» Exercise requirements
What follows is a block of records; restate each one word for word.

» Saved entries
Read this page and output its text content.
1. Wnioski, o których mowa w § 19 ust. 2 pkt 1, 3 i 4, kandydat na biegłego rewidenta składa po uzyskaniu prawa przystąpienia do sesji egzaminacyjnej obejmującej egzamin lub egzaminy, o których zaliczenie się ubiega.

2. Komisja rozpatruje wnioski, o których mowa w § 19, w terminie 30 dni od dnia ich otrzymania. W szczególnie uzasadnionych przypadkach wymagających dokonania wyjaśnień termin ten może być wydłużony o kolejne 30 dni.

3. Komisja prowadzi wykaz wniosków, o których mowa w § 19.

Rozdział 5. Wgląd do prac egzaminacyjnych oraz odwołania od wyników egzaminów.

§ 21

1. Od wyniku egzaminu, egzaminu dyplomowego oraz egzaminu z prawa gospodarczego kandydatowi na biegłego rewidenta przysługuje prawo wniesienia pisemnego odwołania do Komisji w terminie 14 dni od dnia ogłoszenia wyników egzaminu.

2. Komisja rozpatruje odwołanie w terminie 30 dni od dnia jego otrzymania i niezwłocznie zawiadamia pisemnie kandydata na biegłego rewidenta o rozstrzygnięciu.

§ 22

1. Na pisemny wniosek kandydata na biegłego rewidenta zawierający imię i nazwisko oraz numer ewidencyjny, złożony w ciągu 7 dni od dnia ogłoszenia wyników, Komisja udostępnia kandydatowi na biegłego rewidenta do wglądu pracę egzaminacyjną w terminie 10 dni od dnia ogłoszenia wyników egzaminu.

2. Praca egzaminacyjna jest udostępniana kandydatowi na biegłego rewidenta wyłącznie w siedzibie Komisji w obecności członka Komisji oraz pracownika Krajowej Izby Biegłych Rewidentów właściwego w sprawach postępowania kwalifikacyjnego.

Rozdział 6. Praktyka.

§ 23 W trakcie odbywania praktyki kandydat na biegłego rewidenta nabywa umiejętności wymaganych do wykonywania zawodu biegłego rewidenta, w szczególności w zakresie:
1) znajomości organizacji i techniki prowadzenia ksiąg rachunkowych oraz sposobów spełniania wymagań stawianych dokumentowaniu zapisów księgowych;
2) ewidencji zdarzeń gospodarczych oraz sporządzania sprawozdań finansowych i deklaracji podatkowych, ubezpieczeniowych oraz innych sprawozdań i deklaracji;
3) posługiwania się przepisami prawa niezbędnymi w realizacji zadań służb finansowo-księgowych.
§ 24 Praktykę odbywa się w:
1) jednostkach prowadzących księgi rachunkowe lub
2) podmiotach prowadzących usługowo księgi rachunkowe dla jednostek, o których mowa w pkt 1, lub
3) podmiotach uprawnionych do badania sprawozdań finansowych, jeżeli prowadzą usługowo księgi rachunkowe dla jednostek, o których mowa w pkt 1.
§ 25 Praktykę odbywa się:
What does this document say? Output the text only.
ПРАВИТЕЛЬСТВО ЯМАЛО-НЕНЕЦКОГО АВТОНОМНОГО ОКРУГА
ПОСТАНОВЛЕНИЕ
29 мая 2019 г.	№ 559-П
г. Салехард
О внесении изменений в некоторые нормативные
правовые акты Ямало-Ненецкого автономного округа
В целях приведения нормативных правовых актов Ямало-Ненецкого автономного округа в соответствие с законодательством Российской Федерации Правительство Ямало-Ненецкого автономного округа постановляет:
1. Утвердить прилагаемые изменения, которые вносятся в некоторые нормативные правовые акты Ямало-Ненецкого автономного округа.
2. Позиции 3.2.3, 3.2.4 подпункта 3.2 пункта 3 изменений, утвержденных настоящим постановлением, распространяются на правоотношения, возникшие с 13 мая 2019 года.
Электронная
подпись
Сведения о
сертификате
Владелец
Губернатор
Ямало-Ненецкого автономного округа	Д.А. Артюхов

» Solution
Read this page and output its text content.
1. Wnioski, o których mowa w § 19 ust. 2 pkt 1, 3 i 4, kandydat na biegłego rewidenta składa po uzyskaniu prawa przystąpienia do sesji egzaminacyjnej obejmującej egzamin lub egzaminy, o których zaliczenie się ubiega.

2. Komisja rozpatruje wnioski, o których mowa w § 19, w terminie 30 dni od dnia ich otrzymania. W szczególnie uzasadnionych przypadkach wymagających dokonania wyjaśnień termin ten może być wydłużony o kolejne 30 dni.

3. Komisja prowadzi wykaz wniosków, o których mowa w § 19.

Rozdział 5. Wgląd do prac egzaminacyjnych oraz odwołania od wyników egzaminów.

§ 21

1. Od wyniku egzaminu, egzaminu dyplomowego oraz egzaminu z prawa gospodarczego kandydatowi na biegłego rewidenta przysługuje prawo wniesienia pisemnego odwołania do Komisji w terminie 14 dni od dnia ogłoszenia wyników egzaminu.

2. Komisja rozpatruje odwołanie w terminie 30 dni od dnia jego otrzymania i niezwłocznie zawiadamia pisemnie kandydata na biegłego rewidenta o rozstrzygnięciu.

§ 22

1. Na pisemny wniosek kandydata na biegłego rewidenta zawierający imię i nazwisko oraz numer ewidencyjny, złożony w ciągu 7 dni od dnia ogłoszenia wyników, Komisja udostępnia kandydatowi na biegłego rewidenta do wglądu pracę egzaminacyjną w terminie 10 dni od dnia ogłoszenia wyników egzaminu.

2. Praca egzaminacyjna jest udostępniana kandydatowi na biegłego rewidenta wyłącznie w siedzibie Komisji w obecności członka Komisji oraz pracownika Krajowej Izby Biegłych Rewidentów właściwego w sprawach postępowania kwalifikacyjnego.

Rozdział 6. Praktyka.

§ 23 W trakcie odbywania praktyki kandydat na biegłego rewidenta nabywa umiejętności wymaganych do wykonywania zawodu biegłego rewidenta, w szczególności w zakresie:
1) znajomości organizacji i techniki prowadzenia ksiąg rachunkowych oraz sposobów spełniania wymagań stawianych dokumentowaniu zapisów księgowych;
2) ewidencji zdarzeń gospodarczych oraz sporządzania sprawozdań finansowych i deklaracji podatkowych, ubezpieczeniowych oraz innych sprawozdań i deklaracji;
3) posługiwania się przepisami prawa niezbędnymi w realizacji zadań służb finansowo-księgowych.
§ 24 Praktykę odbywa się w:
1) jednostkach prowadzących księgi rachunkowe lub
2) podmiotach prowadzących usługowo księgi rachunkowe dla jednostek, o których mowa w pkt 1, lub
3) podmiotach uprawnionych do badania sprawozdań finansowych, jeżeli prowadzą usługowo księgi rachunkowe dla jednostek, o których mowa w pkt 1.
§ 25 Praktykę odbywa się:
What does this document say? Output the text only.
ПРАВИТЕЛЬСТВО ЯМАЛО-НЕНЕЦКОГО АВТОНОМНОГО ОКРУГА
ПОСТАНОВЛЕНИЕ
29 мая 2019 г.	№ 559-П
г. Салехард
О внесении изменений в некоторые нормативные
правовые акты Ямало-Ненецкого автономного округа
В целях приведения нормативных правовых актов Ямало-Ненецкого автономного округа в соответствие с законодательством Российской Федерации Правительство Ямало-Ненецкого автономного округа постановляет:
1. Утвердить прилагаемые изменения, которые вносятся в некоторые нормативные правовые акты Ямало-Ненецкого автономного округа.
2. Позиции 3.2.3, 3.2.4 подпункта 3.2 пункта 3 изменений, утвержденных настоящим постановлением, распространяются на правоотношения, возникшие с 13 мая 2019 года.
Электронная
подпись
Сведения о
сертификате
Владелец
Губернатор
Ямало-Ненецкого автономного округа	Д.А. Артюхов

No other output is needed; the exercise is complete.